==== INPUT MATERIAL ====

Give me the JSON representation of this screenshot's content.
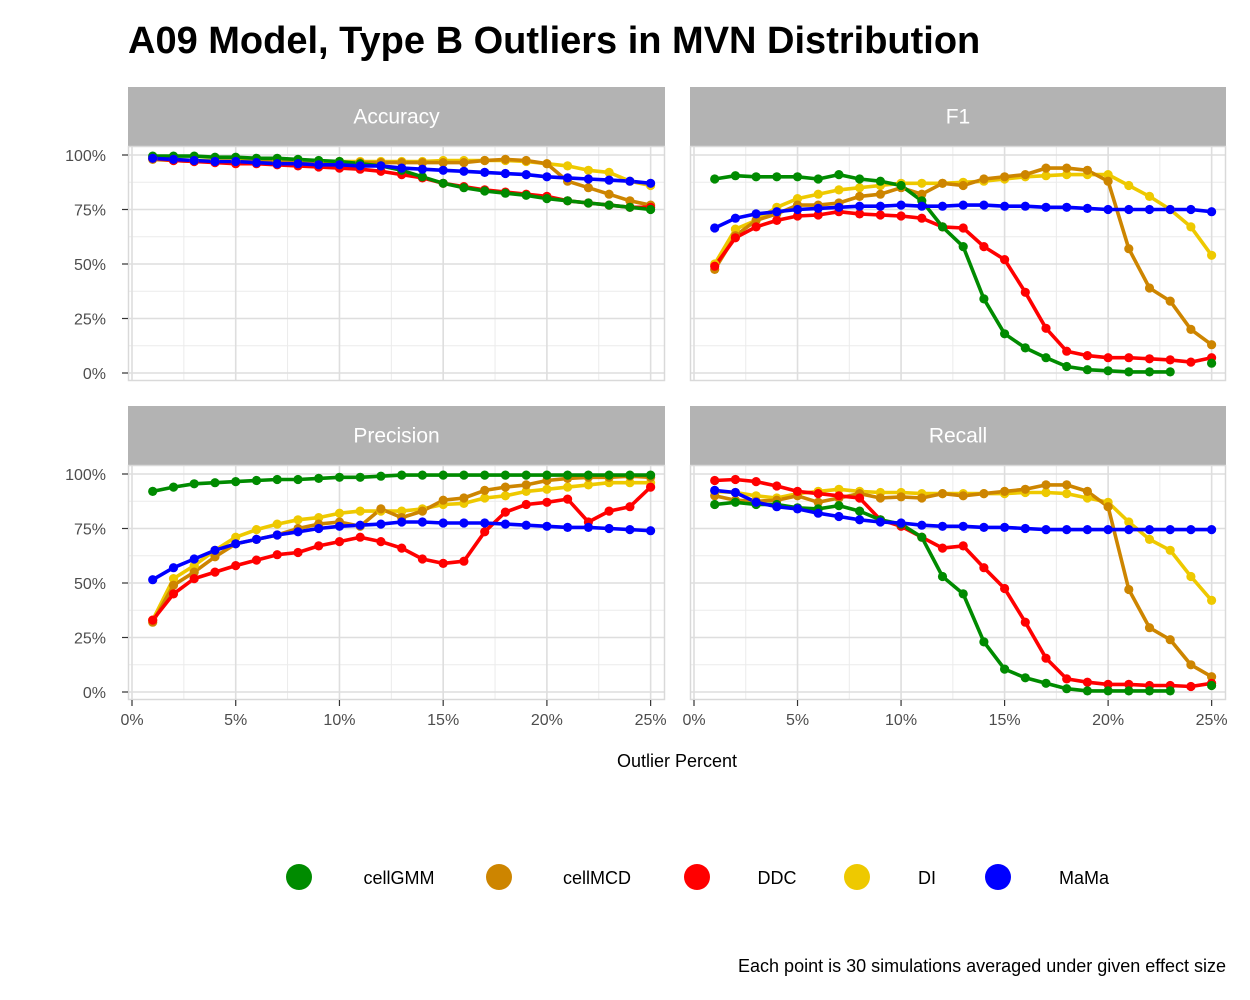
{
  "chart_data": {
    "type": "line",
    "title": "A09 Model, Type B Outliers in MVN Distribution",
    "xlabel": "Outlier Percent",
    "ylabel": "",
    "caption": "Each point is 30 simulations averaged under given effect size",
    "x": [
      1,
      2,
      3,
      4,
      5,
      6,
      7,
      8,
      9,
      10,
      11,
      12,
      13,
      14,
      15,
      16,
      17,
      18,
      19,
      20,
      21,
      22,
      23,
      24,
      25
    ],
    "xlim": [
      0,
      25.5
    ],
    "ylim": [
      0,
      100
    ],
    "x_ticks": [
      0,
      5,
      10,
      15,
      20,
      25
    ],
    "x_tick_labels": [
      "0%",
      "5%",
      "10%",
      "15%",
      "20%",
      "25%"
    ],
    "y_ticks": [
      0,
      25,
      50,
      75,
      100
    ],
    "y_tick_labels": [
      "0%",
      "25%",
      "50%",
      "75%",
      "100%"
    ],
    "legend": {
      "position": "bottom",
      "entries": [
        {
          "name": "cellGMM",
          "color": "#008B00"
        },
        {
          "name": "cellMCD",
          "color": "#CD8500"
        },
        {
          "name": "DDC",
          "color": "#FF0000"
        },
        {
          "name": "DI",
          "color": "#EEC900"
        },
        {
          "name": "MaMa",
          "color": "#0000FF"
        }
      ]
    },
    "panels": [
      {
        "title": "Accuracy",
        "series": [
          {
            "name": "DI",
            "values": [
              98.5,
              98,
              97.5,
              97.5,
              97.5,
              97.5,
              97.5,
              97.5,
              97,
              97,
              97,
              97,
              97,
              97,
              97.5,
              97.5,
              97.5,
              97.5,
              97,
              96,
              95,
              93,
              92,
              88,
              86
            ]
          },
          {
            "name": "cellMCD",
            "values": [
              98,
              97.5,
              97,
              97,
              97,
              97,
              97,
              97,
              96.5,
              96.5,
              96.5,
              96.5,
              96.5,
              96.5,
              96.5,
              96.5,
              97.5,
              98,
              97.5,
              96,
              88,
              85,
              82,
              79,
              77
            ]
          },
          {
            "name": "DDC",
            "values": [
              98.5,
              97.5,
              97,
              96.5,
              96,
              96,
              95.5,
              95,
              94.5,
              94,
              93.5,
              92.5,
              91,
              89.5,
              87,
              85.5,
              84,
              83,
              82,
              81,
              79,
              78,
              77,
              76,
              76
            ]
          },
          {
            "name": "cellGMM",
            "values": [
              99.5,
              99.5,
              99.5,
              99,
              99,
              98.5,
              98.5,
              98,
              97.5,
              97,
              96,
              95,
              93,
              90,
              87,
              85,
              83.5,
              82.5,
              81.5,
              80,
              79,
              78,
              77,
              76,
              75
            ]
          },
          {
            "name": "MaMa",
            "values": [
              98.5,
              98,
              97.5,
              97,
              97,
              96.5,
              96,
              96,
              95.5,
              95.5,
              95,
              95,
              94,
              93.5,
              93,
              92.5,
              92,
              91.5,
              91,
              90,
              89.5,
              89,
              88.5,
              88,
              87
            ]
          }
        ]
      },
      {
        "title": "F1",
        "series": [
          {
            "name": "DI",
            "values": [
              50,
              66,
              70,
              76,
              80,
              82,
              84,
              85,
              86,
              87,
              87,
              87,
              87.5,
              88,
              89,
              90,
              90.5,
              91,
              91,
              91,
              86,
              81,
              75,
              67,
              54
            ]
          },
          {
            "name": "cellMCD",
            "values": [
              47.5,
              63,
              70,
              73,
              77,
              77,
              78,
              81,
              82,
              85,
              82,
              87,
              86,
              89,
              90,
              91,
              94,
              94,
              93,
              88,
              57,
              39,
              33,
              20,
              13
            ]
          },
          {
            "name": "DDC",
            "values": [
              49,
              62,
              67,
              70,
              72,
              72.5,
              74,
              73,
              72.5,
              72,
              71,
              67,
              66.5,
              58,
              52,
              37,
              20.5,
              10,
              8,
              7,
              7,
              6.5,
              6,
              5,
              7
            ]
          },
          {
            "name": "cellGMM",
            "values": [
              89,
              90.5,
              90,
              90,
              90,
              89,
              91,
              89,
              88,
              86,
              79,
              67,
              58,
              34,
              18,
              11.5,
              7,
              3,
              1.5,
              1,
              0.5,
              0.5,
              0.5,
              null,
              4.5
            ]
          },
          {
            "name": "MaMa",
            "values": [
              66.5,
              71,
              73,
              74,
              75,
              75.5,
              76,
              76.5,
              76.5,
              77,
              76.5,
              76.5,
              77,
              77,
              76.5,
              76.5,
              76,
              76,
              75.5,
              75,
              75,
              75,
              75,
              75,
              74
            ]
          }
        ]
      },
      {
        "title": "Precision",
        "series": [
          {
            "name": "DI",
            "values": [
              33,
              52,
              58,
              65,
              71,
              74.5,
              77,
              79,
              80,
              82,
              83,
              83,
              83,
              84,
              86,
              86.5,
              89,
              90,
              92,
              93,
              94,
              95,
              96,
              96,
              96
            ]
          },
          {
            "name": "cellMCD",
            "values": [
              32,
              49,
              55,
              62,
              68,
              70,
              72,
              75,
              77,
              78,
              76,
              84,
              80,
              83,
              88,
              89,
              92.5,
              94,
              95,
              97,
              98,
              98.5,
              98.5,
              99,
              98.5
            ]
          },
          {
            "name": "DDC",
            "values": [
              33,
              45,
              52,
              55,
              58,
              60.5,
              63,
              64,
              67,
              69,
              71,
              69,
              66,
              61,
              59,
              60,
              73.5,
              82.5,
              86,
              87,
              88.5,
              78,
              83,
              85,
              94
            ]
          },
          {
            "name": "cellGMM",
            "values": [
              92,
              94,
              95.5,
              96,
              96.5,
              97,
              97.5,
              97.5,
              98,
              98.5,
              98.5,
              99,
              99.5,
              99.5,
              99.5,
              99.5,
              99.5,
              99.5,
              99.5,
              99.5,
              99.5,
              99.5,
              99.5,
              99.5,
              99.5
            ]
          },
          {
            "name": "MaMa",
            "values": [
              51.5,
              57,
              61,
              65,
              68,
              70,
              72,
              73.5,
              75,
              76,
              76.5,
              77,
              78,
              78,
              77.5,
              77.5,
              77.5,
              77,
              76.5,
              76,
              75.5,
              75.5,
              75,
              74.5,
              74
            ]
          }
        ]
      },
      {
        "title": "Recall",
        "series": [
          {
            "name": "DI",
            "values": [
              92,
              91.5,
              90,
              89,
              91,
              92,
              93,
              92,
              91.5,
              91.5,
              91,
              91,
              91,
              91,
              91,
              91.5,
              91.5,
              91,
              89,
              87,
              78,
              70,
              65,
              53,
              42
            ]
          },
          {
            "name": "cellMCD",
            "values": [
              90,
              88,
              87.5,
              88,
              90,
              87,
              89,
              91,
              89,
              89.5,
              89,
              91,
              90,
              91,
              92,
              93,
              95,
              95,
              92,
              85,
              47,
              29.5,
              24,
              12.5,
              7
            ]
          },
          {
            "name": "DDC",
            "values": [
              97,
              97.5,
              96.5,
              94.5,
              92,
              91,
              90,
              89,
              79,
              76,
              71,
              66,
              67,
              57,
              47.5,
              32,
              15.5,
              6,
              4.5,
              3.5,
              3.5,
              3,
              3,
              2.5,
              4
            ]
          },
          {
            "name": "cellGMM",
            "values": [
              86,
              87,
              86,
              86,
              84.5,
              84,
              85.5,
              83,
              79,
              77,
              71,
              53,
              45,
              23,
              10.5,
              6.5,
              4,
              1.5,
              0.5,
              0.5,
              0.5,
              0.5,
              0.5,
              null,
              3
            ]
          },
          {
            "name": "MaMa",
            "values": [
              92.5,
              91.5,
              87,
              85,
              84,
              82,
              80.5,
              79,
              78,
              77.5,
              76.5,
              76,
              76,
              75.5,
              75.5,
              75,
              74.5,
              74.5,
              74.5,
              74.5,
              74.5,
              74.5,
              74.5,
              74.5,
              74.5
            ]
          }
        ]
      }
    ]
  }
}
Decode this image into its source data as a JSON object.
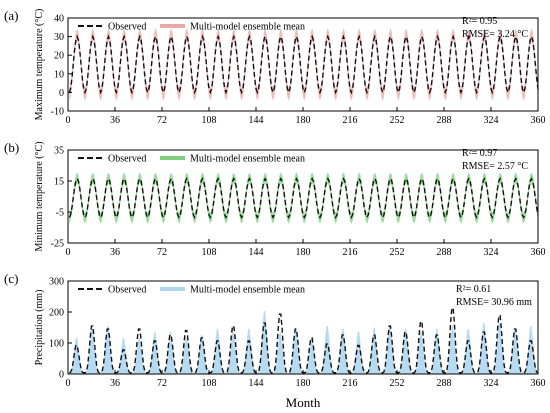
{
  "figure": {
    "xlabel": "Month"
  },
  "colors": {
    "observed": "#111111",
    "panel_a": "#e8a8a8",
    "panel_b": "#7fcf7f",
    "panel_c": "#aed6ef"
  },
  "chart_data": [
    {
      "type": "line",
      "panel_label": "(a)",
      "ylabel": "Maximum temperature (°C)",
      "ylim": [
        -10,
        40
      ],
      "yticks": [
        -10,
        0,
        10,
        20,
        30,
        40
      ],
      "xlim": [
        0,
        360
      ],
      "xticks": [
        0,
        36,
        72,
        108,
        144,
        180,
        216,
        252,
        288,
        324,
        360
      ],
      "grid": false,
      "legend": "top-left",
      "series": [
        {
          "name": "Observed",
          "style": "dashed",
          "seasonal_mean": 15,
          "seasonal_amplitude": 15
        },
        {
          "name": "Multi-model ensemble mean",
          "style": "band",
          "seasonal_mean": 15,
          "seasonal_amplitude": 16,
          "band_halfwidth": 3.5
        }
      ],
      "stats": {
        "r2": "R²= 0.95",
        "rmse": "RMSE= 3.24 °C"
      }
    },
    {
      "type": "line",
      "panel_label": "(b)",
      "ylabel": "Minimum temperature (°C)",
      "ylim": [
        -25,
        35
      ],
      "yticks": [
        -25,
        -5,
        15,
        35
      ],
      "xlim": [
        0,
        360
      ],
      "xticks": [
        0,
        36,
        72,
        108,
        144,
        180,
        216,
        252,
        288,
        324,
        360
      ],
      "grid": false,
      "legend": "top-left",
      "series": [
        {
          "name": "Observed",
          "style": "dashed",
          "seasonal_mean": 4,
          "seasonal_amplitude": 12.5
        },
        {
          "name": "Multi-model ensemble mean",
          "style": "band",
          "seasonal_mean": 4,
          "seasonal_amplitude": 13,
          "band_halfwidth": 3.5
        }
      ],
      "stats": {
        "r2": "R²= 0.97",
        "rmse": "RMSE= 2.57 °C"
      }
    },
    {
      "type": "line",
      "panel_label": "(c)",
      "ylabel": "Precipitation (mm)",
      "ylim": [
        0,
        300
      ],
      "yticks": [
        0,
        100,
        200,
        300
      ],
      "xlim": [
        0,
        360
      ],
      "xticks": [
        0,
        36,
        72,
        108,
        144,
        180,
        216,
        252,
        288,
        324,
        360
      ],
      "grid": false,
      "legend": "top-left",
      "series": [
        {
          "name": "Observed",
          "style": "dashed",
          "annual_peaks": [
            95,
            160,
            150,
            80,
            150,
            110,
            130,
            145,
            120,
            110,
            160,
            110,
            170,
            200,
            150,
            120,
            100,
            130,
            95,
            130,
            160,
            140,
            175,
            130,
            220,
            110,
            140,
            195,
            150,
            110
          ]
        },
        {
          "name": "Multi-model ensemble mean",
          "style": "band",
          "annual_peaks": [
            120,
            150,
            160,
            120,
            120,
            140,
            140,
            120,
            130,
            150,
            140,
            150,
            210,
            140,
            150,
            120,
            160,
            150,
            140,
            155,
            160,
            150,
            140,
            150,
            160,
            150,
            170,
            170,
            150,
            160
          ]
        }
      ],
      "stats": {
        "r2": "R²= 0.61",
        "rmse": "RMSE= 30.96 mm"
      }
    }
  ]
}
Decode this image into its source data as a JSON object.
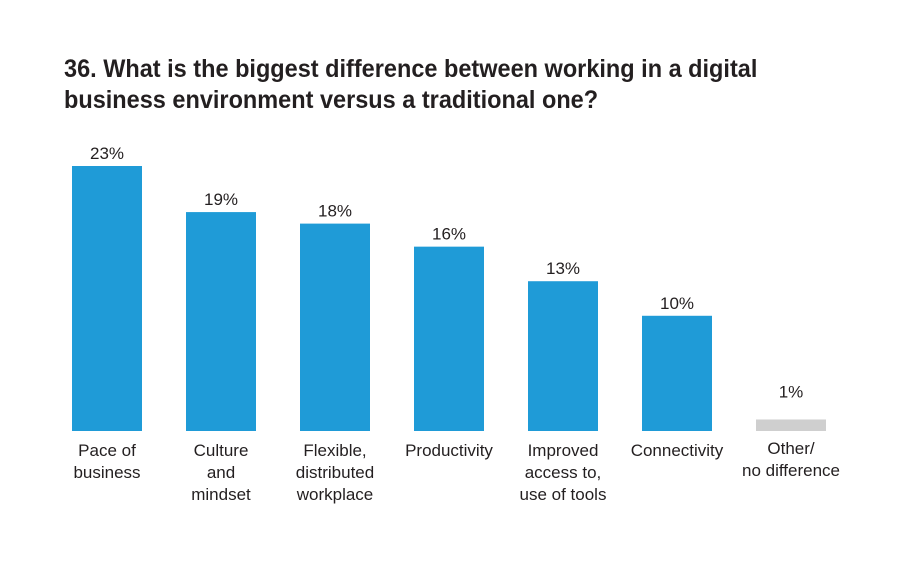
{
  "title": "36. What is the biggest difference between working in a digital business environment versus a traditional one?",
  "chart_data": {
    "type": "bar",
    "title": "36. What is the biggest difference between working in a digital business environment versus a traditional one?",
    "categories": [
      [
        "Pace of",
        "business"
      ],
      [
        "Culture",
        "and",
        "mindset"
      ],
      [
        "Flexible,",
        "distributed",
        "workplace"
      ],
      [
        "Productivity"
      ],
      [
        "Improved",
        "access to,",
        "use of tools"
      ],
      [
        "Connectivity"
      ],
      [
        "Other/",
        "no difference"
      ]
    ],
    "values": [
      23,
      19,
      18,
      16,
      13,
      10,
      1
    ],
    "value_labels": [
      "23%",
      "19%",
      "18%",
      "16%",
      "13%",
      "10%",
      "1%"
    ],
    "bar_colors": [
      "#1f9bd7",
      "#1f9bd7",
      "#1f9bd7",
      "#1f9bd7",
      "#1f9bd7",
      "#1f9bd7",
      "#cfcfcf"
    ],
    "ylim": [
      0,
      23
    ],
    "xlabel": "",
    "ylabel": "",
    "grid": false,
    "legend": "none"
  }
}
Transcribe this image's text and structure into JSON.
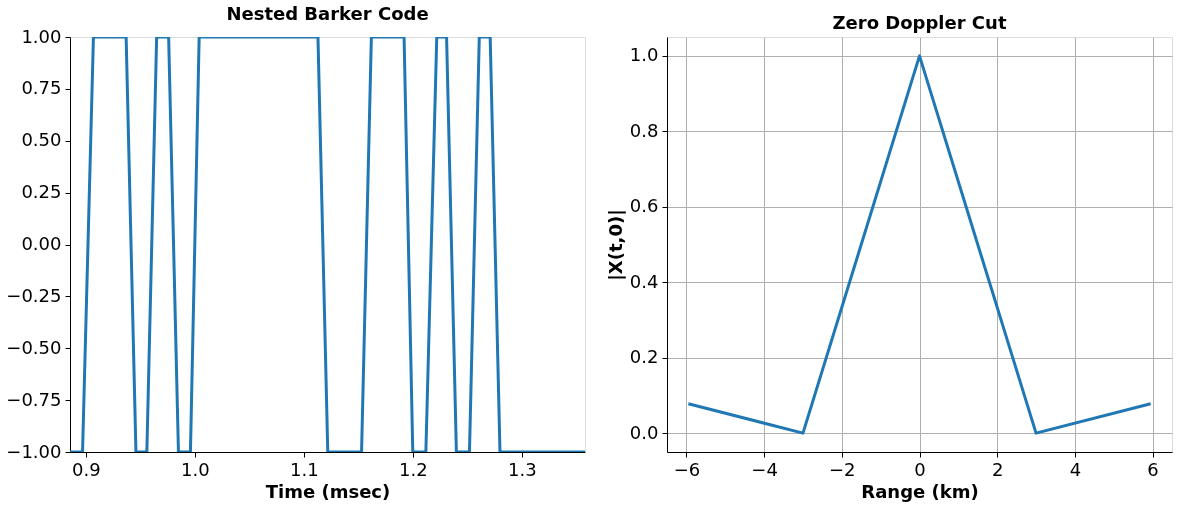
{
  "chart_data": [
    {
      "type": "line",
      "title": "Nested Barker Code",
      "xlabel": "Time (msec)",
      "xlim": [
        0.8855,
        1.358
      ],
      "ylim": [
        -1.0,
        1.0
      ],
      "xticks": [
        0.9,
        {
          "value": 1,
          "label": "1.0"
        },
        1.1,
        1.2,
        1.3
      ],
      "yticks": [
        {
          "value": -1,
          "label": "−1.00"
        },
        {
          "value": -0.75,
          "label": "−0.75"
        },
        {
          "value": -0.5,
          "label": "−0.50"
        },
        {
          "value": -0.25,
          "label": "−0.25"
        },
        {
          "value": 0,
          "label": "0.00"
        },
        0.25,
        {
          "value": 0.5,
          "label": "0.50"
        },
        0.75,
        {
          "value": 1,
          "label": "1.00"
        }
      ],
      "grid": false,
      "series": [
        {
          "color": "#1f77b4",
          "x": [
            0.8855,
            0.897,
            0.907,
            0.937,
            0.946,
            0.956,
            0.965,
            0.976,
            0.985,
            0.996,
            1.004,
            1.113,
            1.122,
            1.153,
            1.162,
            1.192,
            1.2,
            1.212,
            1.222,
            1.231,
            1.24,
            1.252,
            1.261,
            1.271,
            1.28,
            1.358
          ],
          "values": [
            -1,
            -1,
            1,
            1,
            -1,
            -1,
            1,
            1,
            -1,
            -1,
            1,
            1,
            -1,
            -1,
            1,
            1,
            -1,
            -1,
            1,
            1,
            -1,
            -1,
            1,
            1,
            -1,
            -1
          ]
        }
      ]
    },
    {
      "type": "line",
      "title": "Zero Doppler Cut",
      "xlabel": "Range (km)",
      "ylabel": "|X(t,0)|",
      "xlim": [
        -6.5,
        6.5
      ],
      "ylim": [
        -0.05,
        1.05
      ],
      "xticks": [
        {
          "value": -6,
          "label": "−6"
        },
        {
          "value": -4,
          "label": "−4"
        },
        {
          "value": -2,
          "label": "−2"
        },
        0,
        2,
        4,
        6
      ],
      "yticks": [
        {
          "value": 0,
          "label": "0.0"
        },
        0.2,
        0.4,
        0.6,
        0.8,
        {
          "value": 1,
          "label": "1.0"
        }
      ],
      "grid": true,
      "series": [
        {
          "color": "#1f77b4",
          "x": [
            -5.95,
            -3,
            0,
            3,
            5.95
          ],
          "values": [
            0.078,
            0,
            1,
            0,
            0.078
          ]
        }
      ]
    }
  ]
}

====

> **TASK INSTRUCTIONS**: In the entries above, find lines with "What" and copy each.

> **RIGHT ANSWER**:
  "title": "36. What is the biggest difference between working in a digital business environment versus a traditional one?",
    "title": "36. What is the biggest difference between working in a digital business environment versus a traditional one?",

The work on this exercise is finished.